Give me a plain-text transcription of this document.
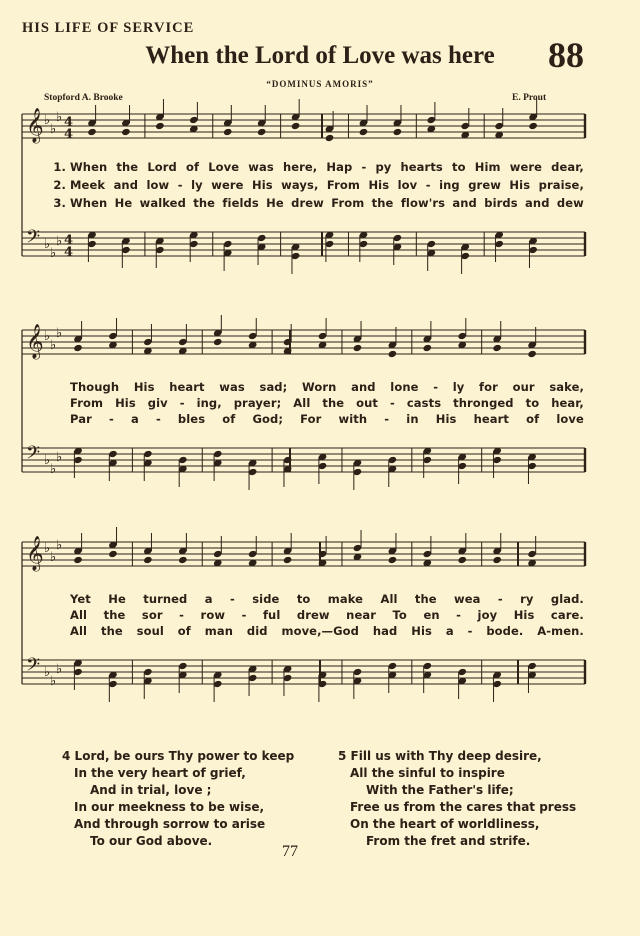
HIS LIFE OF SERVICE
When the Lord of Love was here	88
“DOMINUS AMORIS”
Stopford A. Brooke	E. Prout
𝄞 ♭
♭
♭ 4
4
𝄢 ♭
♭
♭ 4
4
𝄞 ♭
♭
♭
𝄢 ♭
♭
♭
𝄞 ♭
♭
♭
𝄢 ♭
♭
♭
1. When the Lord of Love was here, Hap - py hearts to Him were dear,
2. Meek and low - ly were His ways, From His lov - ing grew His praise,
3. When He walked the fields He drew From the flow'rs and birds and dew
Though His heart was sad; Worn and lone - ly for our sake,
From His giv - ing, prayer; All the out - casts thronged to hear,
Par - a - bles of God; For with - in His heart of love
Yet He turned a - side to make All the wea - ry glad.
All the sor - row - ful drew near To en - joy His care.
All the soul of man did move,—God had His a - bode. A-men.
4 Lord, be ours Thy power to keep
In the very heart of grief,
And in trial, love ;
In our meekness to be wise,
And through sorrow to arise
To our God above.
5 Fill us with Thy deep desire,
All the sinful to inspire
With the Father's life;
Free us from the cares that press
On the heart of worldliness,
From the fret and strife.
77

━━━━━━

GOAL OF THE EXERCISE – Print each record exactly as it stands, leaving the images out.

FULL OUTPUT –
Give me a plain-text transcription of this document.
HIS LIFE OF SERVICE
When the Lord of Love was here	88
“DOMINUS AMORIS”
Stopford A. Brooke	E. Prout
𝄞 ♭
♭
♭ 4
4
𝄢 ♭
♭
♭ 4
4
𝄞 ♭
♭
♭
𝄢 ♭
♭
♭
𝄞 ♭
♭
♭
𝄢 ♭
♭
♭
1. When the Lord of Love was here, Hap - py hearts to Him were dear,
2. Meek and low - ly were His ways, From His lov - ing grew His praise,
3. When He walked the fields He drew From the flow'rs and birds and dew
Though His heart was sad; Worn and lone - ly for our sake,
From His giv - ing, prayer; All the out - casts thronged to hear,
Par - a - bles of God; For with - in His heart of love
Yet He turned a - side to make All the wea - ry glad.
All the sor - row - ful drew near To en - joy His care.
All the soul of man did move,—God had His a - bode. A-men.
4 Lord, be ours Thy power to keep
In the very heart of grief,
And in trial, love ;
In our meekness to be wise,
And through sorrow to arise
To our God above.
5 Fill us with Thy deep desire,
All the sinful to inspire
With the Father's life;
Free us from the cares that press
On the heart of worldliness,
From the fret and strife.
77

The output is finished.